--- Start of MATERIAL PROVIDED ---

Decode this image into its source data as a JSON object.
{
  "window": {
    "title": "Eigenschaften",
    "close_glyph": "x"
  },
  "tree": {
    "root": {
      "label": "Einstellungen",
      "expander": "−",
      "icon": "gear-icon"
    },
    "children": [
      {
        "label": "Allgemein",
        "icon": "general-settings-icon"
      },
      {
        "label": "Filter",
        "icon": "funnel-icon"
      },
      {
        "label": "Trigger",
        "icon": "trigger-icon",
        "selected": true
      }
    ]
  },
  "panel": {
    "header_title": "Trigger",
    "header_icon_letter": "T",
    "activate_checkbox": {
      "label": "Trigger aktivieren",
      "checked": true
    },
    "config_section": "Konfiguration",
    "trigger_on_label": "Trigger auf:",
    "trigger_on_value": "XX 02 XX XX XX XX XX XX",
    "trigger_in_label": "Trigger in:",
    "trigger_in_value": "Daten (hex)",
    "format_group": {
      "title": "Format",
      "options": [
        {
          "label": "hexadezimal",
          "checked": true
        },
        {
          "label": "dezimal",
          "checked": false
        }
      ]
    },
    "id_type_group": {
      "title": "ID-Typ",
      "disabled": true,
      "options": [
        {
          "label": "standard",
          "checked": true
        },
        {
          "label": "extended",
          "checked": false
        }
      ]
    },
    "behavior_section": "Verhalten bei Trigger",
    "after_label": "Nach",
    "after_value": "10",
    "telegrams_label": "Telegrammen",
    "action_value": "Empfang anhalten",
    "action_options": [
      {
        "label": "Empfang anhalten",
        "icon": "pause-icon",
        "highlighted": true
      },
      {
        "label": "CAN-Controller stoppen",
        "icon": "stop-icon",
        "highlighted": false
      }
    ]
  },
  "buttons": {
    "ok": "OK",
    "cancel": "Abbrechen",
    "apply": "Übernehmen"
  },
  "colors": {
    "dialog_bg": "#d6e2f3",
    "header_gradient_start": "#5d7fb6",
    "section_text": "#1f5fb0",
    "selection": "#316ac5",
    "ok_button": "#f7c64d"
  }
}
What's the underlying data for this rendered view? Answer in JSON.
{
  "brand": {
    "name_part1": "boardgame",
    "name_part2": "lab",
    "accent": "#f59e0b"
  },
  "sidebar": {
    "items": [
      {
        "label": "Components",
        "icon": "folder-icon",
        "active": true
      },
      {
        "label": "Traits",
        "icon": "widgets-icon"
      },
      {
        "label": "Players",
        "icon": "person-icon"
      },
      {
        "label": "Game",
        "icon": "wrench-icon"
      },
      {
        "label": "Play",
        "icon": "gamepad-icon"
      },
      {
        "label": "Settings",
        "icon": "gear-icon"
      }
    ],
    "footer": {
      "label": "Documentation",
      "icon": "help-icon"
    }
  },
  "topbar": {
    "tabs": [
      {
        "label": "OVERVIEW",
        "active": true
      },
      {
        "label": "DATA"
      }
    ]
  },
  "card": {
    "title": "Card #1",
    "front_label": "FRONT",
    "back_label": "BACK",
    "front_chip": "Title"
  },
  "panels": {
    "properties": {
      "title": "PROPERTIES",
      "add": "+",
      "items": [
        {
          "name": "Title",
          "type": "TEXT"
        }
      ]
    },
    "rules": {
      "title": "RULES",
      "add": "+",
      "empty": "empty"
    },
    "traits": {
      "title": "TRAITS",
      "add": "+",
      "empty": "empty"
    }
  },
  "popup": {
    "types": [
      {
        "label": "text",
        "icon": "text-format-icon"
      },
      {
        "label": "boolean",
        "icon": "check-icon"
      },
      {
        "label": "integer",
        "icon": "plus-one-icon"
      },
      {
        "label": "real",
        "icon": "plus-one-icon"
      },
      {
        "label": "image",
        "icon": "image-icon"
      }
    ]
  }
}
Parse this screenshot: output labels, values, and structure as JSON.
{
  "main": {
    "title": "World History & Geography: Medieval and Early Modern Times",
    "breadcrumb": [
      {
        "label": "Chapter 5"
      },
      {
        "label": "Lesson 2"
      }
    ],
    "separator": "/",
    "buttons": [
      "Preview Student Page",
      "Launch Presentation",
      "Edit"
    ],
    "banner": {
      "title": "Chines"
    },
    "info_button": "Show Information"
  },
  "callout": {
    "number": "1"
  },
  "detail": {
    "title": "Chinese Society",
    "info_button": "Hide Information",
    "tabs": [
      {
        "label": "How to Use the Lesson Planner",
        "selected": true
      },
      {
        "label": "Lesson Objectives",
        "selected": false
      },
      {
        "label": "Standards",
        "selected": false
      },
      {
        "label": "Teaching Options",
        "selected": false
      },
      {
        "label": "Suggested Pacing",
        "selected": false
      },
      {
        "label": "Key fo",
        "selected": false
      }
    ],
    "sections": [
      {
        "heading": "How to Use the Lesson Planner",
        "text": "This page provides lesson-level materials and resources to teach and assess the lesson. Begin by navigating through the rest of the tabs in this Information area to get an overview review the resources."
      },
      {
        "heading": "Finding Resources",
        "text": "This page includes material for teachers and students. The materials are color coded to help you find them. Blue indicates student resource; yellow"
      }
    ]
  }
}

--- End of MATERIAL PROVIDED ---

_WORK INSTRUCTIONS_
Every record above must be duplicated exactly.

_WORKED ANSWER_
Decode this image into its source data as a JSON object.
{
  "window": {
    "title": "Eigenschaften",
    "close_glyph": "x"
  },
  "tree": {
    "root": {
      "label": "Einstellungen",
      "expander": "−",
      "icon": "gear-icon"
    },
    "children": [
      {
        "label": "Allgemein",
        "icon": "general-settings-icon"
      },
      {
        "label": "Filter",
        "icon": "funnel-icon"
      },
      {
        "label": "Trigger",
        "icon": "trigger-icon",
        "selected": true
      }
    ]
  },
  "panel": {
    "header_title": "Trigger",
    "header_icon_letter": "T",
    "activate_checkbox": {
      "label": "Trigger aktivieren",
      "checked": true
    },
    "config_section": "Konfiguration",
    "trigger_on_label": "Trigger auf:",
    "trigger_on_value": "XX 02 XX XX XX XX XX XX",
    "trigger_in_label": "Trigger in:",
    "trigger_in_value": "Daten (hex)",
    "format_group": {
      "title": "Format",
      "options": [
        {
          "label": "hexadezimal",
          "checked": true
        },
        {
          "label": "dezimal",
          "checked": false
        }
      ]
    },
    "id_type_group": {
      "title": "ID-Typ",
      "disabled": true,
      "options": [
        {
          "label": "standard",
          "checked": true
        },
        {
          "label": "extended",
          "checked": false
        }
      ]
    },
    "behavior_section": "Verhalten bei Trigger",
    "after_label": "Nach",
    "after_value": "10",
    "telegrams_label": "Telegrammen",
    "action_value": "Empfang anhalten",
    "action_options": [
      {
        "label": "Empfang anhalten",
        "icon": "pause-icon",
        "highlighted": true
      },
      {
        "label": "CAN-Controller stoppen",
        "icon": "stop-icon",
        "highlighted": false
      }
    ]
  },
  "buttons": {
    "ok": "OK",
    "cancel": "Abbrechen",
    "apply": "Übernehmen"
  },
  "colors": {
    "dialog_bg": "#d6e2f3",
    "header_gradient_start": "#5d7fb6",
    "section_text": "#1f5fb0",
    "selection": "#316ac5",
    "ok_button": "#f7c64d"
  }
}
What's the underlying data for this rendered view? Answer in JSON.
{
  "brand": {
    "name_part1": "boardgame",
    "name_part2": "lab",
    "accent": "#f59e0b"
  },
  "sidebar": {
    "items": [
      {
        "label": "Components",
        "icon": "folder-icon",
        "active": true
      },
      {
        "label": "Traits",
        "icon": "widgets-icon"
      },
      {
        "label": "Players",
        "icon": "person-icon"
      },
      {
        "label": "Game",
        "icon": "wrench-icon"
      },
      {
        "label": "Play",
        "icon": "gamepad-icon"
      },
      {
        "label": "Settings",
        "icon": "gear-icon"
      }
    ],
    "footer": {
      "label": "Documentation",
      "icon": "help-icon"
    }
  },
  "topbar": {
    "tabs": [
      {
        "label": "OVERVIEW",
        "active": true
      },
      {
        "label": "DATA"
      }
    ]
  },
  "card": {
    "title": "Card #1",
    "front_label": "FRONT",
    "back_label": "BACK",
    "front_chip": "Title"
  },
  "panels": {
    "properties": {
      "title": "PROPERTIES",
      "add": "+",
      "items": [
        {
          "name": "Title",
          "type": "TEXT"
        }
      ]
    },
    "rules": {
      "title": "RULES",
      "add": "+",
      "empty": "empty"
    },
    "traits": {
      "title": "TRAITS",
      "add": "+",
      "empty": "empty"
    }
  },
  "popup": {
    "types": [
      {
        "label": "text",
        "icon": "text-format-icon"
      },
      {
        "label": "boolean",
        "icon": "check-icon"
      },
      {
        "label": "integer",
        "icon": "plus-one-icon"
      },
      {
        "label": "real",
        "icon": "plus-one-icon"
      },
      {
        "label": "image",
        "icon": "image-icon"
      }
    ]
  }
}
Parse this screenshot: output labels, values, and structure as JSON.
{
  "main": {
    "title": "World History & Geography: Medieval and Early Modern Times",
    "breadcrumb": [
      {
        "label": "Chapter 5"
      },
      {
        "label": "Lesson 2"
      }
    ],
    "separator": "/",
    "buttons": [
      "Preview Student Page",
      "Launch Presentation",
      "Edit"
    ],
    "banner": {
      "title": "Chines"
    },
    "info_button": "Show Information"
  },
  "callout": {
    "number": "1"
  },
  "detail": {
    "title": "Chinese Society",
    "info_button": "Hide Information",
    "tabs": [
      {
        "label": "How to Use the Lesson Planner",
        "selected": true
      },
      {
        "label": "Lesson Objectives",
        "selected": false
      },
      {
        "label": "Standards",
        "selected": false
      },
      {
        "label": "Teaching Options",
        "selected": false
      },
      {
        "label": "Suggested Pacing",
        "selected": false
      },
      {
        "label": "Key fo",
        "selected": false
      }
    ],
    "sections": [
      {
        "heading": "How to Use the Lesson Planner",
        "text": "This page provides lesson-level materials and resources to teach and assess the lesson. Begin by navigating through the rest of the tabs in this Information area to get an overview review the resources."
      },
      {
        "heading": "Finding Resources",
        "text": "This page includes material for teachers and students. The materials are color coded to help you find them. Blue indicates student resource; yellow"
      }
    ]
  }
}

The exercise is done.